Requirements. Your task is to repeat all of the data exactly while excluding the pictures.

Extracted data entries
****************
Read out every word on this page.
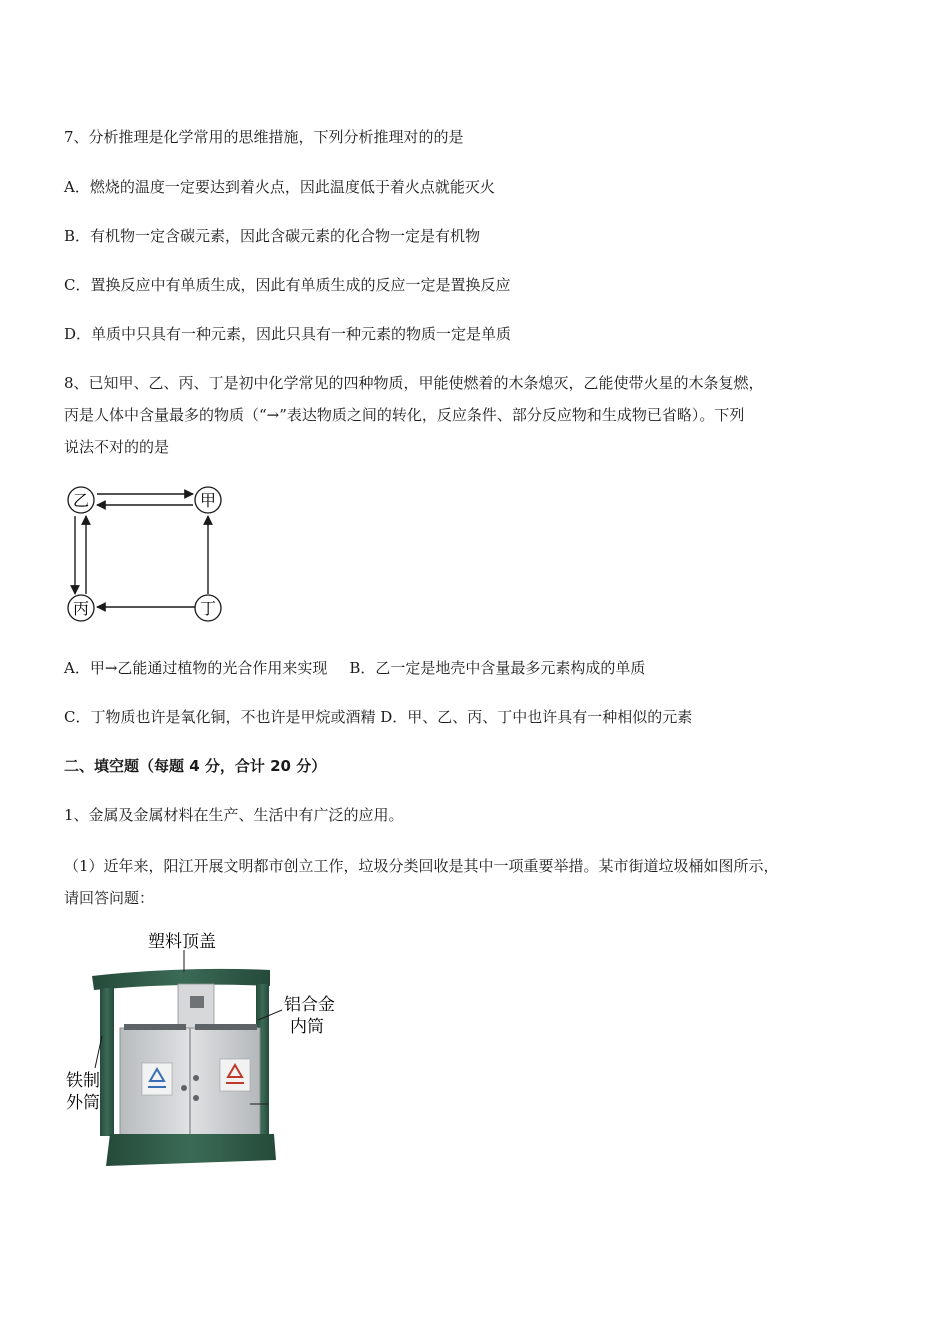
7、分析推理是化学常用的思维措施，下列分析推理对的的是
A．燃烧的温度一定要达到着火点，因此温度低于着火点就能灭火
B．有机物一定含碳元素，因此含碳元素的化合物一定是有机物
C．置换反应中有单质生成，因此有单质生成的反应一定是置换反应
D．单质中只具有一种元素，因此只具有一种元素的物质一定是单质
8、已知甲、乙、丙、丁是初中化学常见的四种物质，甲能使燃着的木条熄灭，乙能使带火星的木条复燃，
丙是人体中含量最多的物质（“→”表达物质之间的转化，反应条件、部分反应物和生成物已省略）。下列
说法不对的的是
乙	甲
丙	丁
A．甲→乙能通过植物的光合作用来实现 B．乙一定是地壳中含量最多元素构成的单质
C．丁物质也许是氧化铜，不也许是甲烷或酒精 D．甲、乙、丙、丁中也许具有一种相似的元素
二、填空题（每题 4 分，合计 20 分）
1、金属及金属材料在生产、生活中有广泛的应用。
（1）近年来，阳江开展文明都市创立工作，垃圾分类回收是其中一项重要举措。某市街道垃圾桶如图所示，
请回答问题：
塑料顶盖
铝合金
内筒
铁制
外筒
****************
Solution for this exercise.
Read out every word on this page.
7、分析推理是化学常用的思维措施，下列分析推理对的的是
A．燃烧的温度一定要达到着火点，因此温度低于着火点就能灭火
B．有机物一定含碳元素，因此含碳元素的化合物一定是有机物
C．置换反应中有单质生成，因此有单质生成的反应一定是置换反应
D．单质中只具有一种元素，因此只具有一种元素的物质一定是单质
8、已知甲、乙、丙、丁是初中化学常见的四种物质，甲能使燃着的木条熄灭，乙能使带火星的木条复燃，
丙是人体中含量最多的物质（“→”表达物质之间的转化，反应条件、部分反应物和生成物已省略）。下列
说法不对的的是
乙	甲
丙	丁
A．甲→乙能通过植物的光合作用来实现 B．乙一定是地壳中含量最多元素构成的单质
C．丁物质也许是氧化铜，不也许是甲烷或酒精 D．甲、乙、丙、丁中也许具有一种相似的元素
二、填空题（每题 4 分，合计 20 分）
1、金属及金属材料在生产、生活中有广泛的应用。
（1）近年来，阳江开展文明都市创立工作，垃圾分类回收是其中一项重要举措。某市街道垃圾桶如图所示，
请回答问题：
塑料顶盖
铝合金
内筒
铁制
外筒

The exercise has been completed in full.